▶ _WHAT IS ASKED_
Repeat the material below exactly, with no pictures.

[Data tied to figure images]
▬▬▬▬▬▬

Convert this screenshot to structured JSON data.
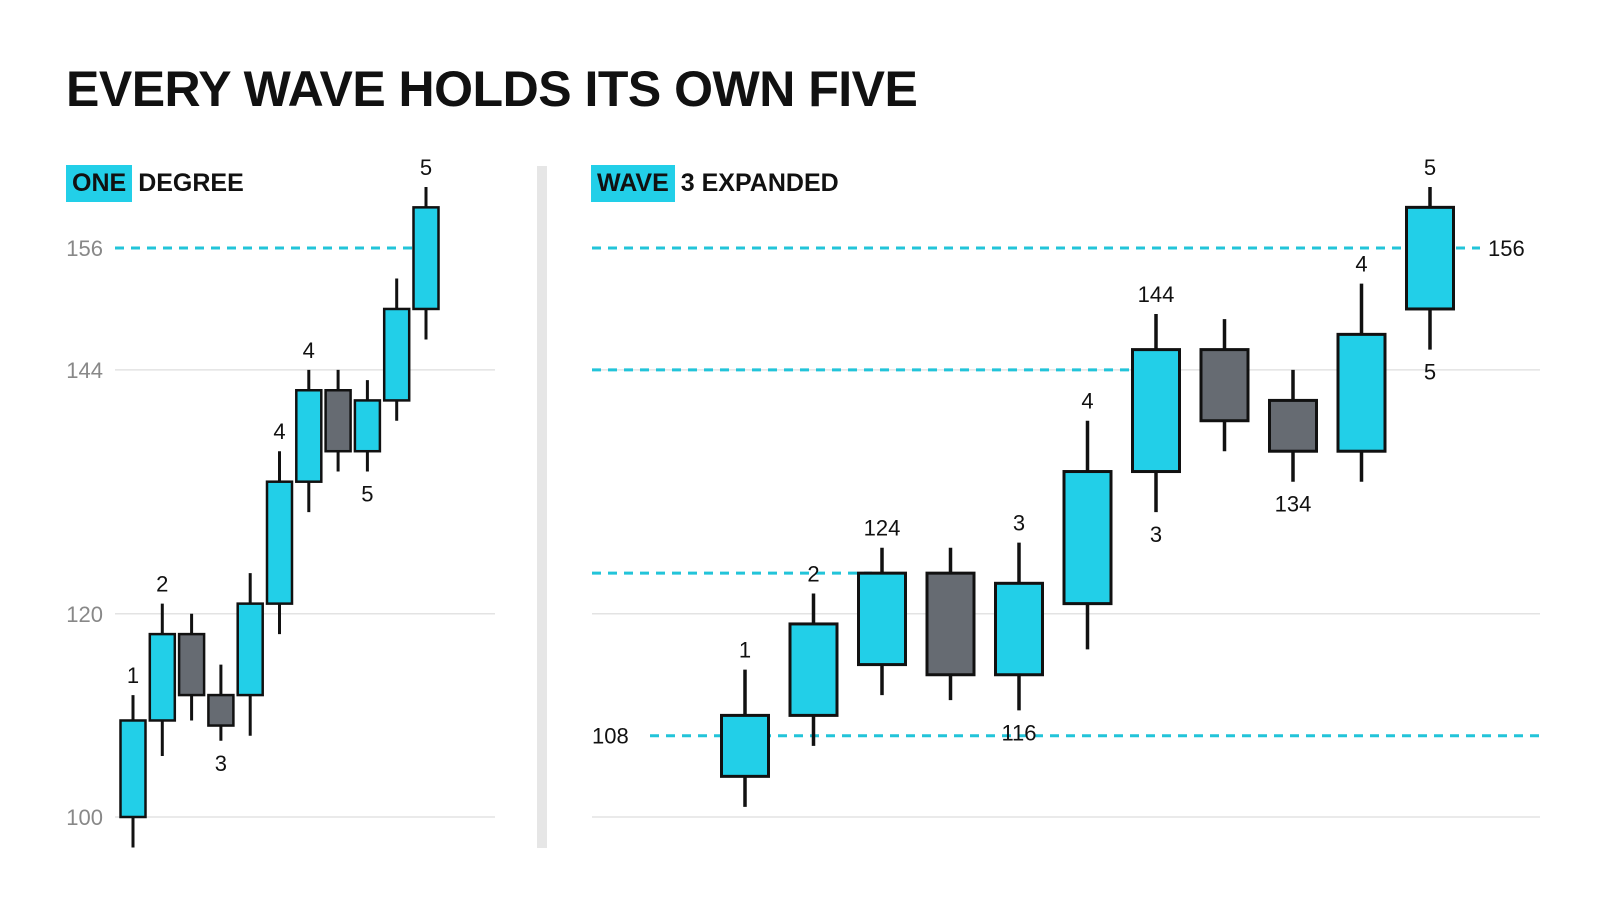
{
  "title": "EVERY WAVE HOLDS ITS OWN FIVE",
  "colors": {
    "up": "#22cfe8",
    "down": "#666b72",
    "outline": "#111111",
    "dashed": "#22c4d9",
    "grid": "#e3e3e3",
    "tick": "#888888"
  },
  "chart_data": [
    {
      "type": "candlestick",
      "label_highlight": "ONE",
      "label_rest": "DEGREE",
      "ylim": [
        100,
        156
      ],
      "y_ticks": [
        100,
        120,
        144,
        156
      ],
      "dashed_levels": [
        156
      ],
      "candles": [
        {
          "open": 100,
          "close": 109.5,
          "high": 112,
          "low": 97,
          "dir": "up"
        },
        {
          "open": 109.5,
          "close": 118,
          "high": 121,
          "low": 106,
          "dir": "up"
        },
        {
          "open": 118,
          "close": 112,
          "high": 120,
          "low": 109.5,
          "dir": "down"
        },
        {
          "open": 112,
          "close": 109,
          "high": 115,
          "low": 107.5,
          "dir": "down"
        },
        {
          "open": 112,
          "close": 121,
          "high": 124,
          "low": 108,
          "dir": "up"
        },
        {
          "open": 121,
          "close": 133,
          "high": 136,
          "low": 118,
          "dir": "up"
        },
        {
          "open": 133,
          "close": 142,
          "high": 144,
          "low": 130,
          "dir": "up"
        },
        {
          "open": 142,
          "close": 136,
          "high": 144,
          "low": 134,
          "dir": "down"
        },
        {
          "open": 136,
          "close": 141,
          "high": 143,
          "low": 134,
          "dir": "up"
        },
        {
          "open": 141,
          "close": 150,
          "high": 153,
          "low": 139,
          "dir": "up"
        },
        {
          "open": 150,
          "close": 160,
          "high": 162,
          "low": 147,
          "dir": "up"
        }
      ],
      "annotations": [
        {
          "index": 0,
          "text": "1",
          "pos": "above"
        },
        {
          "index": 1,
          "text": "2",
          "pos": "above"
        },
        {
          "index": 3,
          "text": "3",
          "pos": "below"
        },
        {
          "index": 5,
          "text": "4",
          "pos": "above"
        },
        {
          "index": 6,
          "text": "4",
          "pos": "above"
        },
        {
          "index": 8,
          "text": "5",
          "pos": "below"
        },
        {
          "index": 10,
          "text": "5",
          "pos": "above"
        }
      ]
    },
    {
      "type": "candlestick",
      "label_highlight": "WAVE",
      "label_rest": "3 EXPANDED",
      "ylim": [
        100,
        156
      ],
      "dashed_levels": [
        {
          "value": 108,
          "label": "108"
        },
        {
          "value": 124,
          "label": ""
        },
        {
          "value": 144,
          "label": ""
        },
        {
          "value": 156,
          "label": "156"
        }
      ],
      "candles": [
        {
          "open": 104,
          "close": 110,
          "high": 114.5,
          "low": 101,
          "dir": "up"
        },
        {
          "open": 110,
          "close": 119,
          "high": 122,
          "low": 107,
          "dir": "up"
        },
        {
          "open": 115,
          "close": 124,
          "high": 126.5,
          "low": 112,
          "dir": "up"
        },
        {
          "open": 124,
          "close": 114,
          "high": 126.5,
          "low": 111.5,
          "dir": "down"
        },
        {
          "open": 114,
          "close": 123,
          "high": 127,
          "low": 110.5,
          "dir": "up"
        },
        {
          "open": 121,
          "close": 134,
          "high": 139,
          "low": 116.5,
          "dir": "up"
        },
        {
          "open": 134,
          "close": 146,
          "high": 149.5,
          "low": 130,
          "dir": "up"
        },
        {
          "open": 146,
          "close": 139,
          "high": 149,
          "low": 136,
          "dir": "down"
        },
        {
          "open": 141,
          "close": 136,
          "high": 144,
          "low": 133,
          "dir": "down"
        },
        {
          "open": 136,
          "close": 147.5,
          "high": 152.5,
          "low": 133,
          "dir": "up"
        },
        {
          "open": 150,
          "close": 160,
          "high": 162,
          "low": 146,
          "dir": "up"
        }
      ],
      "annotations": [
        {
          "index": 0,
          "text": "1",
          "pos": "above"
        },
        {
          "index": 1,
          "text": "2",
          "pos": "above"
        },
        {
          "index": 2,
          "text": "124",
          "pos": "above"
        },
        {
          "index": 4,
          "text": "3",
          "pos": "above"
        },
        {
          "index": 4,
          "text": "116",
          "pos": "below"
        },
        {
          "index": 5,
          "text": "4",
          "pos": "above"
        },
        {
          "index": 6,
          "text": "144",
          "pos": "above"
        },
        {
          "index": 6,
          "text": "3",
          "pos": "below"
        },
        {
          "index": 8,
          "text": "134",
          "pos": "below"
        },
        {
          "index": 9,
          "text": "4",
          "pos": "above"
        },
        {
          "index": 10,
          "text": "5",
          "pos": "above"
        },
        {
          "index": 10,
          "text": "5",
          "pos": "below"
        }
      ]
    }
  ]
}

▬▬▬▬▬▬

▶ _FULL RESPONSE_
Convert this screenshot to structured JSON data.
{
  "title": "EVERY WAVE HOLDS ITS OWN FIVE",
  "colors": {
    "up": "#22cfe8",
    "down": "#666b72",
    "outline": "#111111",
    "dashed": "#22c4d9",
    "grid": "#e3e3e3",
    "tick": "#888888"
  },
  "chart_data": [
    {
      "type": "candlestick",
      "label_highlight": "ONE",
      "label_rest": "DEGREE",
      "ylim": [
        100,
        156
      ],
      "y_ticks": [
        100,
        120,
        144,
        156
      ],
      "dashed_levels": [
        156
      ],
      "candles": [
        {
          "open": 100,
          "close": 109.5,
          "high": 112,
          "low": 97,
          "dir": "up"
        },
        {
          "open": 109.5,
          "close": 118,
          "high": 121,
          "low": 106,
          "dir": "up"
        },
        {
          "open": 118,
          "close": 112,
          "high": 120,
          "low": 109.5,
          "dir": "down"
        },
        {
          "open": 112,
          "close": 109,
          "high": 115,
          "low": 107.5,
          "dir": "down"
        },
        {
          "open": 112,
          "close": 121,
          "high": 124,
          "low": 108,
          "dir": "up"
        },
        {
          "open": 121,
          "close": 133,
          "high": 136,
          "low": 118,
          "dir": "up"
        },
        {
          "open": 133,
          "close": 142,
          "high": 144,
          "low": 130,
          "dir": "up"
        },
        {
          "open": 142,
          "close": 136,
          "high": 144,
          "low": 134,
          "dir": "down"
        },
        {
          "open": 136,
          "close": 141,
          "high": 143,
          "low": 134,
          "dir": "up"
        },
        {
          "open": 141,
          "close": 150,
          "high": 153,
          "low": 139,
          "dir": "up"
        },
        {
          "open": 150,
          "close": 160,
          "high": 162,
          "low": 147,
          "dir": "up"
        }
      ],
      "annotations": [
        {
          "index": 0,
          "text": "1",
          "pos": "above"
        },
        {
          "index": 1,
          "text": "2",
          "pos": "above"
        },
        {
          "index": 3,
          "text": "3",
          "pos": "below"
        },
        {
          "index": 5,
          "text": "4",
          "pos": "above"
        },
        {
          "index": 6,
          "text": "4",
          "pos": "above"
        },
        {
          "index": 8,
          "text": "5",
          "pos": "below"
        },
        {
          "index": 10,
          "text": "5",
          "pos": "above"
        }
      ]
    },
    {
      "type": "candlestick",
      "label_highlight": "WAVE",
      "label_rest": "3 EXPANDED",
      "ylim": [
        100,
        156
      ],
      "dashed_levels": [
        {
          "value": 108,
          "label": "108"
        },
        {
          "value": 124,
          "label": ""
        },
        {
          "value": 144,
          "label": ""
        },
        {
          "value": 156,
          "label": "156"
        }
      ],
      "candles": [
        {
          "open": 104,
          "close": 110,
          "high": 114.5,
          "low": 101,
          "dir": "up"
        },
        {
          "open": 110,
          "close": 119,
          "high": 122,
          "low": 107,
          "dir": "up"
        },
        {
          "open": 115,
          "close": 124,
          "high": 126.5,
          "low": 112,
          "dir": "up"
        },
        {
          "open": 124,
          "close": 114,
          "high": 126.5,
          "low": 111.5,
          "dir": "down"
        },
        {
          "open": 114,
          "close": 123,
          "high": 127,
          "low": 110.5,
          "dir": "up"
        },
        {
          "open": 121,
          "close": 134,
          "high": 139,
          "low": 116.5,
          "dir": "up"
        },
        {
          "open": 134,
          "close": 146,
          "high": 149.5,
          "low": 130,
          "dir": "up"
        },
        {
          "open": 146,
          "close": 139,
          "high": 149,
          "low": 136,
          "dir": "down"
        },
        {
          "open": 141,
          "close": 136,
          "high": 144,
          "low": 133,
          "dir": "down"
        },
        {
          "open": 136,
          "close": 147.5,
          "high": 152.5,
          "low": 133,
          "dir": "up"
        },
        {
          "open": 150,
          "close": 160,
          "high": 162,
          "low": 146,
          "dir": "up"
        }
      ],
      "annotations": [
        {
          "index": 0,
          "text": "1",
          "pos": "above"
        },
        {
          "index": 1,
          "text": "2",
          "pos": "above"
        },
        {
          "index": 2,
          "text": "124",
          "pos": "above"
        },
        {
          "index": 4,
          "text": "3",
          "pos": "above"
        },
        {
          "index": 4,
          "text": "116",
          "pos": "below"
        },
        {
          "index": 5,
          "text": "4",
          "pos": "above"
        },
        {
          "index": 6,
          "text": "144",
          "pos": "above"
        },
        {
          "index": 6,
          "text": "3",
          "pos": "below"
        },
        {
          "index": 8,
          "text": "134",
          "pos": "below"
        },
        {
          "index": 9,
          "text": "4",
          "pos": "above"
        },
        {
          "index": 10,
          "text": "5",
          "pos": "above"
        },
        {
          "index": 10,
          "text": "5",
          "pos": "below"
        }
      ]
    }
  ]
}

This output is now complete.